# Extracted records

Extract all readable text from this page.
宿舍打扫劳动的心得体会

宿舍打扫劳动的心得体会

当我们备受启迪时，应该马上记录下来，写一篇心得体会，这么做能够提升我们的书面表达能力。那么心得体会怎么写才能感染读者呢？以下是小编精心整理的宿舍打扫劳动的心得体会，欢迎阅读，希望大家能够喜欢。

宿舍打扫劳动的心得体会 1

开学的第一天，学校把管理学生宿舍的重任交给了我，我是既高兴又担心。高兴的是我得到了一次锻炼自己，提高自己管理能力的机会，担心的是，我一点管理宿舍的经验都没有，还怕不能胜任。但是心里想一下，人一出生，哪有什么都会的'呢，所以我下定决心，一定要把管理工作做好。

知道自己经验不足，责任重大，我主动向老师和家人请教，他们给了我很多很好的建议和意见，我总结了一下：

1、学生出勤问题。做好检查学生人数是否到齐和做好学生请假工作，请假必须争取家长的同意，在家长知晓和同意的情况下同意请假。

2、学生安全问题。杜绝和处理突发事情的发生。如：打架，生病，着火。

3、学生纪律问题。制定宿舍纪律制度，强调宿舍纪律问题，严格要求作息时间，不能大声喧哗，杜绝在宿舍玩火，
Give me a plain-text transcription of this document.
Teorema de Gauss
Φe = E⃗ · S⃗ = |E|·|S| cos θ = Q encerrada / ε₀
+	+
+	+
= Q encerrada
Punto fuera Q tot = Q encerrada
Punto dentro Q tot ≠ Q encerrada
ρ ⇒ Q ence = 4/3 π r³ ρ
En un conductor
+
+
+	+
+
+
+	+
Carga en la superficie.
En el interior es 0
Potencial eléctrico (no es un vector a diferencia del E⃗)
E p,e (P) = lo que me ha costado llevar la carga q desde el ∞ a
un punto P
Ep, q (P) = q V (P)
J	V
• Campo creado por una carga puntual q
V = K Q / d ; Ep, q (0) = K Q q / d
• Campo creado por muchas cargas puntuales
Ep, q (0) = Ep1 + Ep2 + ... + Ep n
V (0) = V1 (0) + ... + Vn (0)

# Written problem
Extract all lines containing the word "Campo".

# Reply to the task
• Campo creado por una carga puntual q
• Campo creado por muchas cargas puntuales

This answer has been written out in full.